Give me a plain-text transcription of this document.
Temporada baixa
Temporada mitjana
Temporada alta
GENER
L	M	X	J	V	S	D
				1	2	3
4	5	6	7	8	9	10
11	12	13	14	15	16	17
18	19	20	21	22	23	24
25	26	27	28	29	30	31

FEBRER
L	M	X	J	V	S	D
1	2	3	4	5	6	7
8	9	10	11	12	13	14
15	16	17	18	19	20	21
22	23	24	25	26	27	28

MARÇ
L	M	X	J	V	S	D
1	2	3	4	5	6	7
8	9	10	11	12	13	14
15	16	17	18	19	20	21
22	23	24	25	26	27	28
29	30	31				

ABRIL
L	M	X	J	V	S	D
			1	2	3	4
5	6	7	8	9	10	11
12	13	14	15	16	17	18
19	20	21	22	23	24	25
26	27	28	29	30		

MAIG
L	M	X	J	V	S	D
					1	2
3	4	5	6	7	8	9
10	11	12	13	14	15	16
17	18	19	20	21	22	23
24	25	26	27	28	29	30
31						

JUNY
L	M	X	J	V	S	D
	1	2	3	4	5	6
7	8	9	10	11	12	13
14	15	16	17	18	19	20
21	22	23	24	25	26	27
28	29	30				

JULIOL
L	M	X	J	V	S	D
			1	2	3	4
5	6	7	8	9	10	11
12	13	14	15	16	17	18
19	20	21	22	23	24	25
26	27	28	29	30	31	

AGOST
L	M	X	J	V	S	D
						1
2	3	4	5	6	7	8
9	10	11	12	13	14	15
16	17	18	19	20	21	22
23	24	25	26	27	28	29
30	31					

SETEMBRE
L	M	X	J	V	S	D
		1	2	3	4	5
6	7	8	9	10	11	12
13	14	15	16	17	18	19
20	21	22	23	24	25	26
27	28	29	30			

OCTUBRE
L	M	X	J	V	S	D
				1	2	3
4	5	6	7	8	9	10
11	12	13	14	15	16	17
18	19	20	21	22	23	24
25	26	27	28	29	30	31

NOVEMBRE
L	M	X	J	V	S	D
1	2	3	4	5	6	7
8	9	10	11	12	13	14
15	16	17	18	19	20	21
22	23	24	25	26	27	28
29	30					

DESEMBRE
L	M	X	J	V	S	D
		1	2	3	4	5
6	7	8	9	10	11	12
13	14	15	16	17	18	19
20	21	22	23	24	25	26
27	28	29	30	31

========================================

=== GIVEN REQUEST ===
Output the records exactly, including every line.

=== THE OUTPUT ===
Give me a plain-text transcription of this document.
Temporada baixa
Temporada mitjana
Temporada alta
GENER
L	M	X	J	V	S	D
				1	2	3
4	5	6	7	8	9	10
11	12	13	14	15	16	17
18	19	20	21	22	23	24
25	26	27	28	29	30	31

FEBRER
L	M	X	J	V	S	D
1	2	3	4	5	6	7
8	9	10	11	12	13	14
15	16	17	18	19	20	21
22	23	24	25	26	27	28

MARÇ
L	M	X	J	V	S	D
1	2	3	4	5	6	7
8	9	10	11	12	13	14
15	16	17	18	19	20	21
22	23	24	25	26	27	28
29	30	31				

ABRIL
L	M	X	J	V	S	D
			1	2	3	4
5	6	7	8	9	10	11
12	13	14	15	16	17	18
19	20	21	22	23	24	25
26	27	28	29	30		

MAIG
L	M	X	J	V	S	D
					1	2
3	4	5	6	7	8	9
10	11	12	13	14	15	16
17	18	19	20	21	22	23
24	25	26	27	28	29	30
31						

JUNY
L	M	X	J	V	S	D
	1	2	3	4	5	6
7	8	9	10	11	12	13
14	15	16	17	18	19	20
21	22	23	24	25	26	27
28	29	30				

JULIOL
L	M	X	J	V	S	D
			1	2	3	4
5	6	7	8	9	10	11
12	13	14	15	16	17	18
19	20	21	22	23	24	25
26	27	28	29	30	31	

AGOST
L	M	X	J	V	S	D
						1
2	3	4	5	6	7	8
9	10	11	12	13	14	15
16	17	18	19	20	21	22
23	24	25	26	27	28	29
30	31					

SETEMBRE
L	M	X	J	V	S	D
		1	2	3	4	5
6	7	8	9	10	11	12
13	14	15	16	17	18	19
20	21	22	23	24	25	26
27	28	29	30			

OCTUBRE
L	M	X	J	V	S	D
				1	2	3
4	5	6	7	8	9	10
11	12	13	14	15	16	17
18	19	20	21	22	23	24
25	26	27	28	29	30	31

NOVEMBRE
L	M	X	J	V	S	D
1	2	3	4	5	6	7
8	9	10	11	12	13	14
15	16	17	18	19	20	21
22	23	24	25	26	27	28
29	30					

DESEMBRE
L	M	X	J	V	S	D
		1	2	3	4	5
6	7	8	9	10	11	12
13	14	15	16	17	18	19
20	21	22	23	24	25	26
27	28	29	30	31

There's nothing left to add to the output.